Copy each line with the word "一站四岗" in it.

[AVAILABLE DATA]:
--- Start ---

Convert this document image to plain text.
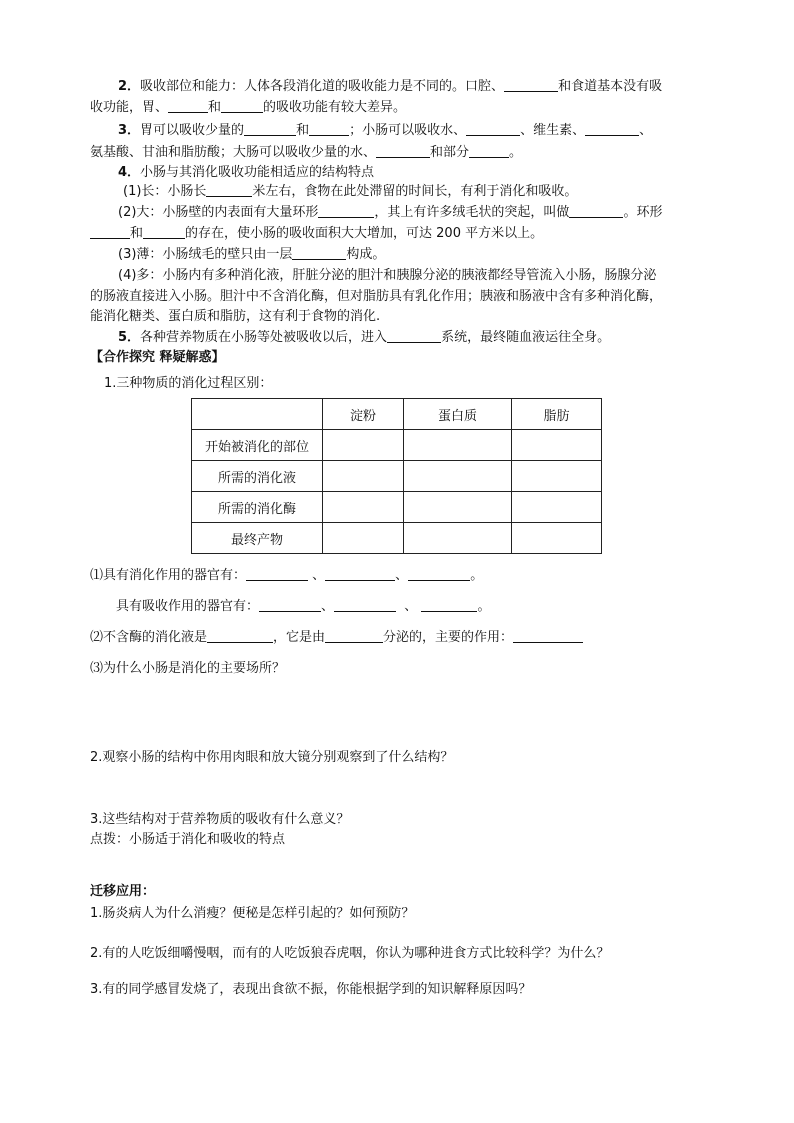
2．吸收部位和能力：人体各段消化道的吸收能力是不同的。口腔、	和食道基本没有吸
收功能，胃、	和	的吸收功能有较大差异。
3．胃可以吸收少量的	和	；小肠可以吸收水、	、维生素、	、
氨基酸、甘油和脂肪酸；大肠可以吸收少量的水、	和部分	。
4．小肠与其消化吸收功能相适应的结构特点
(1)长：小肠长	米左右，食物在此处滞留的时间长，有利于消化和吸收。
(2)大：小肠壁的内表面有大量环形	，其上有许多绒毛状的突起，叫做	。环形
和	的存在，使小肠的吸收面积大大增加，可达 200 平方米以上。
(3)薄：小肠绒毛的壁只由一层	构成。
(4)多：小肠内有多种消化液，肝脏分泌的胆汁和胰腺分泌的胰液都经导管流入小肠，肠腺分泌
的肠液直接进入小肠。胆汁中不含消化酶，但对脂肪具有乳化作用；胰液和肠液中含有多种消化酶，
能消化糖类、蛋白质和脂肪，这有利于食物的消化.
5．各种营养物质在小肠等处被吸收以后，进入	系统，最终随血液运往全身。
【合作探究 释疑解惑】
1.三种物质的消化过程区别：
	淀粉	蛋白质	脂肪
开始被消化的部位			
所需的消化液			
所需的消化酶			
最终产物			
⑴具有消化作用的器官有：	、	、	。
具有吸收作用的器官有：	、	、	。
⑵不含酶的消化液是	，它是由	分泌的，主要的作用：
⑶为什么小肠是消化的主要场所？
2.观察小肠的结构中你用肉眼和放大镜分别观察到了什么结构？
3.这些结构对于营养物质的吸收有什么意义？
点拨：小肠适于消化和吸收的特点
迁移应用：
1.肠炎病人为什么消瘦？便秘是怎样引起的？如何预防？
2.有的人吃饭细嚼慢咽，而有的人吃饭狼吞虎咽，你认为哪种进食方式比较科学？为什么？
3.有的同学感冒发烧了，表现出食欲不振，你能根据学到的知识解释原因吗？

--- End ---
--- Start ---

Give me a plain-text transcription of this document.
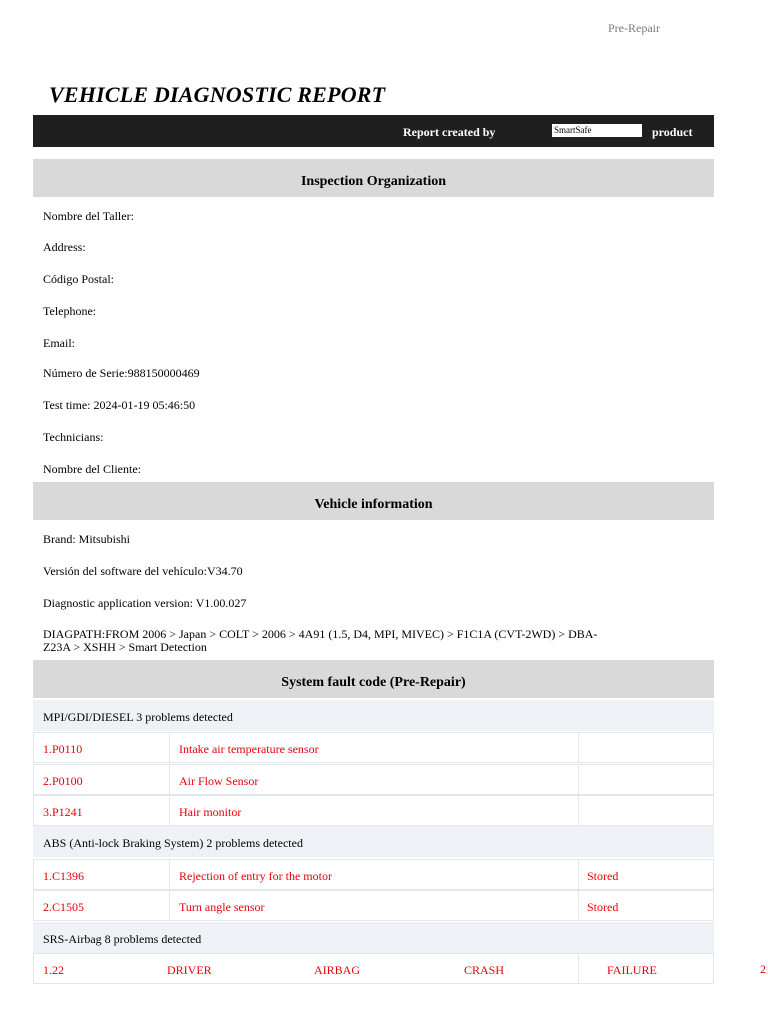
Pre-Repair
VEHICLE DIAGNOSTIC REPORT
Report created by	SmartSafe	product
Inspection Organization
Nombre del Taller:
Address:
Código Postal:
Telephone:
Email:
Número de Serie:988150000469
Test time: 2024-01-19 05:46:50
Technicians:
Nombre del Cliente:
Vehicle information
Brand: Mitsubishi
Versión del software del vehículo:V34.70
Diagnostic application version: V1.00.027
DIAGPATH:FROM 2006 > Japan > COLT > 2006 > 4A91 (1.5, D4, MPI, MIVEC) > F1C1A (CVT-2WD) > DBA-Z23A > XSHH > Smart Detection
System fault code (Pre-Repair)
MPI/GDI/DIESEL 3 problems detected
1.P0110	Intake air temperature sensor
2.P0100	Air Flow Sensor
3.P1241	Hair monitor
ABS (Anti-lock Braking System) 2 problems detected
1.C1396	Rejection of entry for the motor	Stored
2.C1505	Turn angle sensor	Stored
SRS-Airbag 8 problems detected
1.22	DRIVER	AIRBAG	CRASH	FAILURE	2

--- End ---
--- Start ---

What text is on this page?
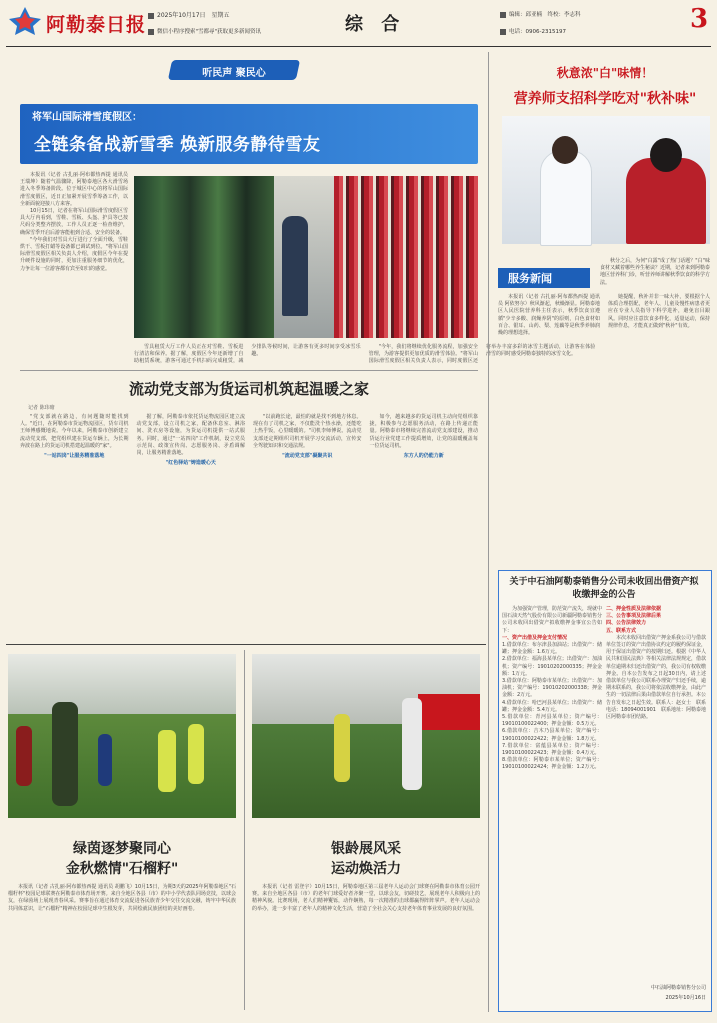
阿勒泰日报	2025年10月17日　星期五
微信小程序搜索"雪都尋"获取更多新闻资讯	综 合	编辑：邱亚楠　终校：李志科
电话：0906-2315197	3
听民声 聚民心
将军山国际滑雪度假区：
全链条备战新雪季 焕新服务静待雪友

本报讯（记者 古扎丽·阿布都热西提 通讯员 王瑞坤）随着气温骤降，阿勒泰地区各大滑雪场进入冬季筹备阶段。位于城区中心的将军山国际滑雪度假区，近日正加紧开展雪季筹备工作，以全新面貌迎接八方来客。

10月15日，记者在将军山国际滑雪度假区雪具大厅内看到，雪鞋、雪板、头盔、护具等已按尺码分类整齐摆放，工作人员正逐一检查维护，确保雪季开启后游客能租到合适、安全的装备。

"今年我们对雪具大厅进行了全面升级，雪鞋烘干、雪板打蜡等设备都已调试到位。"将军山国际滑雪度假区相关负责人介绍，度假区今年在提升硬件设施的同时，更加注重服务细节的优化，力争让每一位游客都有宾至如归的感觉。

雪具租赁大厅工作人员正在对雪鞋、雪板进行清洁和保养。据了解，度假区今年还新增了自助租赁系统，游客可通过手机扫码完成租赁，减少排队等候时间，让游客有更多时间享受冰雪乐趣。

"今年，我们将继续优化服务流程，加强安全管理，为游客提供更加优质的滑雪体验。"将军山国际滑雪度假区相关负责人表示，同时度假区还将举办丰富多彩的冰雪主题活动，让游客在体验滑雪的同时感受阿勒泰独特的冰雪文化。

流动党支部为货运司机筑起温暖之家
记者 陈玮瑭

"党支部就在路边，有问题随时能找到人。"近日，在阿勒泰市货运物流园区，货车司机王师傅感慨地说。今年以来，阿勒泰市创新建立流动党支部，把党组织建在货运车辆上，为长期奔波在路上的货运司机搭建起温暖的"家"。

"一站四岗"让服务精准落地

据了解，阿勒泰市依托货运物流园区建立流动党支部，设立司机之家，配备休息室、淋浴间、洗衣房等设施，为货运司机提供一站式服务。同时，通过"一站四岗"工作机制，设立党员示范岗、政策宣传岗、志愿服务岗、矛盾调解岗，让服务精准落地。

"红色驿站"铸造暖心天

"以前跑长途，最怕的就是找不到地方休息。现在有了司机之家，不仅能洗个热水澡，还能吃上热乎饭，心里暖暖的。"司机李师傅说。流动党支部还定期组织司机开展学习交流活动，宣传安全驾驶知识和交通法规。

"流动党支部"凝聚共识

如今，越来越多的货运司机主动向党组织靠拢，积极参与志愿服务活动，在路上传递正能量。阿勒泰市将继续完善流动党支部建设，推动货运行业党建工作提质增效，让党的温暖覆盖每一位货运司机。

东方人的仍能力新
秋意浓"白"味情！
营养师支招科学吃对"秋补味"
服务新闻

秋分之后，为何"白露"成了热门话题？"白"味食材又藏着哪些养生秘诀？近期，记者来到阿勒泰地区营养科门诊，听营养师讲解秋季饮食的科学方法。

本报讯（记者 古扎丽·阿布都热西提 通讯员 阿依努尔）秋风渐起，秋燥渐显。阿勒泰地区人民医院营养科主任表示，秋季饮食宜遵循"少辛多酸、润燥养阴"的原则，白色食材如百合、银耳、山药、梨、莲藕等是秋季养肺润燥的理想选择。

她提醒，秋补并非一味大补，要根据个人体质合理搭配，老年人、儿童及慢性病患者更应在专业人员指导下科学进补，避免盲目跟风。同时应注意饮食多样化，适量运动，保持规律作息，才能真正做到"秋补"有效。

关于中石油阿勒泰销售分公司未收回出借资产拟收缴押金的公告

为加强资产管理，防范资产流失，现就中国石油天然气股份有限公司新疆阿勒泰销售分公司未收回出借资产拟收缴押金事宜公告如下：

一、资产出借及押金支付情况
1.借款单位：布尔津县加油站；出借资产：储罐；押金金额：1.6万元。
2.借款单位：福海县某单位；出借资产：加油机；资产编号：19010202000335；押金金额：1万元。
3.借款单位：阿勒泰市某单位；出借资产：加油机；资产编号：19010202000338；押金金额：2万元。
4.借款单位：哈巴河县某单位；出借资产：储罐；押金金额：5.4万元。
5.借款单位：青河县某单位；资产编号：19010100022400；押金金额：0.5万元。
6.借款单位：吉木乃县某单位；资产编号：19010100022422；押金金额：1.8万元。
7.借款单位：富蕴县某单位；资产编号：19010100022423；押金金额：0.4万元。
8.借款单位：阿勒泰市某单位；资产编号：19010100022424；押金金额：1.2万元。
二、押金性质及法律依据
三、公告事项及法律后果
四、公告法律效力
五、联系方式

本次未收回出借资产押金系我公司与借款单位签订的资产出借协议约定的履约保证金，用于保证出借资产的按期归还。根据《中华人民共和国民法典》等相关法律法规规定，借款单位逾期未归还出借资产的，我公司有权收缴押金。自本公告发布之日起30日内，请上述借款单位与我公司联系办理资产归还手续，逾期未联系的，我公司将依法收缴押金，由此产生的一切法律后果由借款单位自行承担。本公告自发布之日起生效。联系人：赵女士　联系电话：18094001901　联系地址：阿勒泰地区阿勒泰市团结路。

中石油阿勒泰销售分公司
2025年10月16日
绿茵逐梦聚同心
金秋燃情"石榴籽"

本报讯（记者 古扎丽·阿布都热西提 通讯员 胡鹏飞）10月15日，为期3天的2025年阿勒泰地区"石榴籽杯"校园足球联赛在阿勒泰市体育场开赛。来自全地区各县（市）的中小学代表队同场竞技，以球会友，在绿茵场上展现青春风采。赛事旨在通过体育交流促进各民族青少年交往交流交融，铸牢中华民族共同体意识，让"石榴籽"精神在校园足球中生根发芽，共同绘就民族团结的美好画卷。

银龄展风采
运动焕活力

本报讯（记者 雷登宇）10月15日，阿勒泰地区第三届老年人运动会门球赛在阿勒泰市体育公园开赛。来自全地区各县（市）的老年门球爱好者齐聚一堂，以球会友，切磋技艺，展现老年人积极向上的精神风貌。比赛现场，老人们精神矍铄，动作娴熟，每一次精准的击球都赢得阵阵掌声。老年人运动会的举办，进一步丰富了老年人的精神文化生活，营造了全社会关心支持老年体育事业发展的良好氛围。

--- End ---

[ANSWER TO THIS EXERCISE]:
"一站四岗"让服务精准落地
据了解，阿勒泰市依托货运物流园区建立流动党支部，设立司机之家，配备休息室、淋浴间、洗衣房等设施，为货运司机提供一站式服务。同时，通过"一站四岗"工作机制，设立党员示范岗、政策宣传岗、志愿服务岗、矛盾调解岗，让服务精准落地。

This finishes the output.